### Stated goal
Copy every line of the entries that includes the word "right".

### Figure contents as structured data
»»
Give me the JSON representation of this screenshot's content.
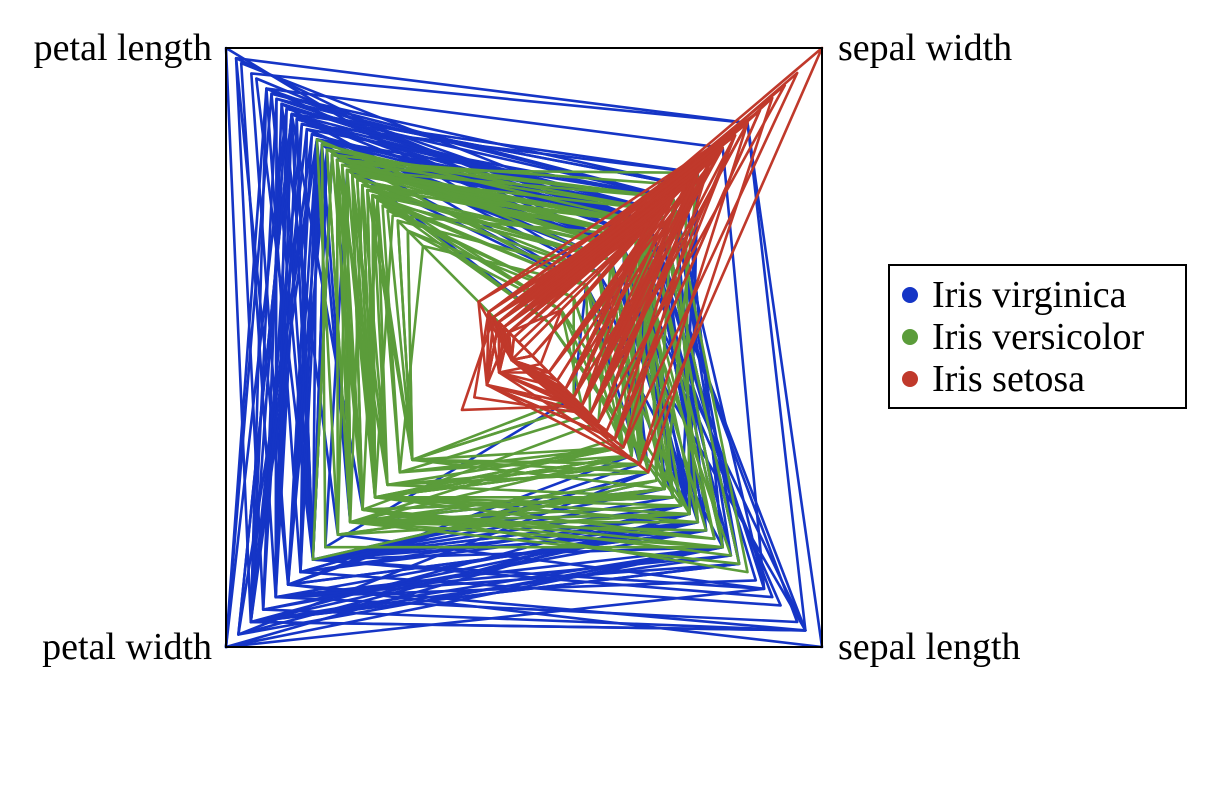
{
  "chart_data": {
    "type": "radviz",
    "anchors": [
      {
        "id": "petal_length",
        "label": "petal length",
        "position": "top-left"
      },
      {
        "id": "sepal_width",
        "label": "sepal width",
        "position": "top-right"
      },
      {
        "id": "sepal_length",
        "label": "sepal length",
        "position": "bottom-right"
      },
      {
        "id": "petal_width",
        "label": "petal width",
        "position": "bottom-left"
      }
    ],
    "legend_position": "right",
    "grid": false,
    "series": [
      {
        "name": "Iris virginica",
        "color": "#1535c6",
        "points": [
          [
            6.3,
            3.3,
            6.0,
            2.5
          ],
          [
            5.8,
            2.7,
            5.1,
            1.9
          ],
          [
            7.1,
            3.0,
            5.9,
            2.1
          ],
          [
            6.3,
            2.9,
            5.6,
            1.8
          ],
          [
            6.5,
            3.0,
            5.8,
            2.2
          ],
          [
            7.6,
            3.0,
            6.6,
            2.1
          ],
          [
            4.9,
            2.5,
            4.5,
            1.7
          ],
          [
            7.3,
            2.9,
            6.3,
            1.8
          ],
          [
            6.7,
            2.5,
            5.8,
            1.8
          ],
          [
            7.2,
            3.6,
            6.1,
            2.5
          ],
          [
            6.5,
            3.2,
            5.1,
            2.0
          ],
          [
            6.4,
            2.7,
            5.3,
            1.9
          ],
          [
            6.8,
            3.0,
            5.5,
            2.1
          ],
          [
            5.7,
            2.5,
            5.0,
            2.0
          ],
          [
            5.8,
            2.8,
            5.1,
            2.4
          ],
          [
            6.4,
            3.2,
            5.3,
            2.3
          ],
          [
            6.5,
            3.0,
            5.5,
            1.8
          ],
          [
            7.7,
            3.8,
            6.7,
            2.2
          ],
          [
            7.7,
            2.6,
            6.9,
            2.3
          ],
          [
            6.0,
            2.2,
            5.0,
            1.5
          ],
          [
            6.9,
            3.2,
            5.7,
            2.3
          ],
          [
            5.6,
            2.8,
            4.9,
            2.0
          ],
          [
            7.7,
            2.8,
            6.7,
            2.0
          ],
          [
            6.3,
            2.7,
            4.9,
            1.8
          ],
          [
            6.7,
            3.3,
            5.7,
            2.1
          ],
          [
            7.2,
            3.2,
            6.0,
            1.8
          ],
          [
            6.2,
            2.8,
            4.8,
            1.8
          ],
          [
            6.1,
            3.0,
            4.9,
            1.8
          ],
          [
            6.4,
            2.8,
            5.6,
            2.1
          ],
          [
            7.2,
            3.0,
            5.8,
            1.6
          ],
          [
            7.4,
            2.8,
            6.1,
            1.9
          ],
          [
            7.9,
            3.8,
            6.4,
            2.0
          ],
          [
            6.4,
            2.8,
            5.6,
            2.2
          ],
          [
            6.3,
            2.8,
            5.1,
            1.5
          ],
          [
            6.1,
            2.6,
            5.6,
            1.4
          ],
          [
            7.7,
            3.0,
            6.1,
            2.3
          ],
          [
            6.3,
            3.4,
            5.6,
            2.4
          ],
          [
            6.4,
            3.1,
            5.5,
            1.8
          ],
          [
            6.0,
            3.0,
            4.8,
            1.8
          ],
          [
            6.9,
            3.1,
            5.4,
            2.1
          ],
          [
            6.7,
            3.1,
            5.6,
            2.4
          ],
          [
            6.9,
            3.1,
            5.1,
            2.3
          ],
          [
            5.8,
            2.7,
            5.1,
            1.9
          ],
          [
            6.8,
            3.2,
            5.9,
            2.3
          ],
          [
            6.7,
            3.3,
            5.7,
            2.5
          ],
          [
            6.7,
            3.0,
            5.2,
            2.3
          ],
          [
            6.3,
            2.5,
            5.0,
            1.9
          ],
          [
            6.5,
            3.0,
            5.2,
            2.0
          ],
          [
            6.2,
            3.4,
            5.4,
            2.3
          ],
          [
            5.9,
            3.0,
            5.1,
            1.8
          ]
        ]
      },
      {
        "name": "Iris versicolor",
        "color": "#5b9c3a",
        "points": [
          [
            7.0,
            3.2,
            4.7,
            1.4
          ],
          [
            6.4,
            3.2,
            4.5,
            1.5
          ],
          [
            6.9,
            3.1,
            4.9,
            1.5
          ],
          [
            5.5,
            2.3,
            4.0,
            1.3
          ],
          [
            6.5,
            2.8,
            4.6,
            1.5
          ],
          [
            5.7,
            2.8,
            4.5,
            1.3
          ],
          [
            6.3,
            3.3,
            4.7,
            1.6
          ],
          [
            4.9,
            2.4,
            3.3,
            1.0
          ],
          [
            6.6,
            2.9,
            4.6,
            1.3
          ],
          [
            5.2,
            2.7,
            3.9,
            1.4
          ],
          [
            5.0,
            2.0,
            3.5,
            1.0
          ],
          [
            5.9,
            3.0,
            4.2,
            1.5
          ],
          [
            6.0,
            2.2,
            4.0,
            1.0
          ],
          [
            6.1,
            2.9,
            4.7,
            1.4
          ],
          [
            5.6,
            2.9,
            3.6,
            1.3
          ],
          [
            6.7,
            3.1,
            4.4,
            1.4
          ],
          [
            5.6,
            3.0,
            4.5,
            1.5
          ],
          [
            5.8,
            2.7,
            4.1,
            1.0
          ],
          [
            6.2,
            2.2,
            4.5,
            1.5
          ],
          [
            5.6,
            2.5,
            3.9,
            1.1
          ],
          [
            5.9,
            3.2,
            4.8,
            1.8
          ],
          [
            6.1,
            2.8,
            4.0,
            1.3
          ],
          [
            6.3,
            2.5,
            4.9,
            1.5
          ],
          [
            6.1,
            2.8,
            4.7,
            1.2
          ],
          [
            6.4,
            2.9,
            4.3,
            1.3
          ],
          [
            6.6,
            3.0,
            4.4,
            1.4
          ],
          [
            6.8,
            2.8,
            4.8,
            1.4
          ],
          [
            6.7,
            3.0,
            5.0,
            1.7
          ],
          [
            6.0,
            2.9,
            4.5,
            1.5
          ],
          [
            5.7,
            2.6,
            3.5,
            1.0
          ],
          [
            5.5,
            2.4,
            3.8,
            1.1
          ],
          [
            5.5,
            2.4,
            3.7,
            1.0
          ],
          [
            5.8,
            2.7,
            3.9,
            1.2
          ],
          [
            6.0,
            2.7,
            5.1,
            1.6
          ],
          [
            5.4,
            3.0,
            4.5,
            1.5
          ],
          [
            6.0,
            3.4,
            4.5,
            1.6
          ],
          [
            6.7,
            3.1,
            4.7,
            1.5
          ],
          [
            6.3,
            2.3,
            4.4,
            1.3
          ],
          [
            5.6,
            3.0,
            4.1,
            1.3
          ],
          [
            5.5,
            2.5,
            4.0,
            1.3
          ],
          [
            5.5,
            2.6,
            4.4,
            1.2
          ],
          [
            6.1,
            3.0,
            4.6,
            1.4
          ],
          [
            5.8,
            2.6,
            4.0,
            1.2
          ],
          [
            5.0,
            2.3,
            3.3,
            1.0
          ],
          [
            5.6,
            2.7,
            4.2,
            1.3
          ],
          [
            5.7,
            3.0,
            4.2,
            1.2
          ],
          [
            5.7,
            2.9,
            4.2,
            1.3
          ],
          [
            6.2,
            2.9,
            4.3,
            1.3
          ],
          [
            5.1,
            2.5,
            3.0,
            1.1
          ],
          [
            5.7,
            2.8,
            4.1,
            1.3
          ]
        ]
      },
      {
        "name": "Iris setosa",
        "color": "#c0392b",
        "points": [
          [
            5.1,
            3.5,
            1.4,
            0.2
          ],
          [
            4.9,
            3.0,
            1.4,
            0.2
          ],
          [
            4.7,
            3.2,
            1.3,
            0.2
          ],
          [
            4.6,
            3.1,
            1.5,
            0.2
          ],
          [
            5.0,
            3.6,
            1.4,
            0.2
          ],
          [
            5.4,
            3.9,
            1.7,
            0.4
          ],
          [
            4.6,
            3.4,
            1.4,
            0.3
          ],
          [
            5.0,
            3.4,
            1.5,
            0.2
          ],
          [
            4.4,
            2.9,
            1.4,
            0.2
          ],
          [
            4.9,
            3.1,
            1.5,
            0.1
          ],
          [
            5.4,
            3.7,
            1.5,
            0.2
          ],
          [
            4.8,
            3.4,
            1.6,
            0.2
          ],
          [
            4.8,
            3.0,
            1.4,
            0.1
          ],
          [
            4.3,
            3.0,
            1.1,
            0.1
          ],
          [
            5.8,
            4.0,
            1.2,
            0.2
          ],
          [
            5.7,
            4.4,
            1.5,
            0.4
          ],
          [
            5.4,
            3.9,
            1.3,
            0.4
          ],
          [
            5.1,
            3.5,
            1.4,
            0.3
          ],
          [
            5.7,
            3.8,
            1.7,
            0.3
          ],
          [
            5.1,
            3.8,
            1.5,
            0.3
          ],
          [
            5.4,
            3.4,
            1.7,
            0.2
          ],
          [
            5.1,
            3.7,
            1.5,
            0.4
          ],
          [
            4.6,
            3.6,
            1.0,
            0.2
          ],
          [
            5.1,
            3.3,
            1.7,
            0.5
          ],
          [
            4.8,
            3.4,
            1.9,
            0.2
          ],
          [
            5.0,
            3.0,
            1.6,
            0.2
          ],
          [
            5.0,
            3.4,
            1.6,
            0.4
          ],
          [
            5.2,
            3.5,
            1.5,
            0.2
          ],
          [
            5.2,
            3.4,
            1.4,
            0.2
          ],
          [
            4.7,
            3.2,
            1.6,
            0.2
          ],
          [
            4.8,
            3.1,
            1.6,
            0.2
          ],
          [
            5.4,
            3.4,
            1.5,
            0.4
          ],
          [
            5.2,
            4.1,
            1.5,
            0.1
          ],
          [
            5.5,
            4.2,
            1.4,
            0.2
          ],
          [
            4.9,
            3.1,
            1.5,
            0.2
          ],
          [
            5.0,
            3.2,
            1.2,
            0.2
          ],
          [
            5.5,
            3.5,
            1.3,
            0.2
          ],
          [
            4.9,
            3.6,
            1.4,
            0.1
          ],
          [
            4.4,
            3.0,
            1.3,
            0.2
          ],
          [
            5.1,
            3.4,
            1.5,
            0.2
          ],
          [
            5.0,
            3.5,
            1.3,
            0.3
          ],
          [
            4.5,
            2.3,
            1.3,
            0.3
          ],
          [
            4.4,
            3.2,
            1.3,
            0.2
          ],
          [
            5.0,
            3.5,
            1.6,
            0.6
          ],
          [
            5.1,
            3.8,
            1.9,
            0.4
          ],
          [
            4.8,
            3.0,
            1.4,
            0.3
          ],
          [
            5.1,
            3.8,
            1.6,
            0.2
          ],
          [
            4.6,
            3.2,
            1.4,
            0.2
          ],
          [
            5.3,
            3.7,
            1.5,
            0.2
          ],
          [
            5.0,
            3.3,
            1.4,
            0.2
          ]
        ]
      }
    ]
  }
}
««
### Written solution
        "position": "top-right"
        "position": "bottom-right"
    "legend_position": "right",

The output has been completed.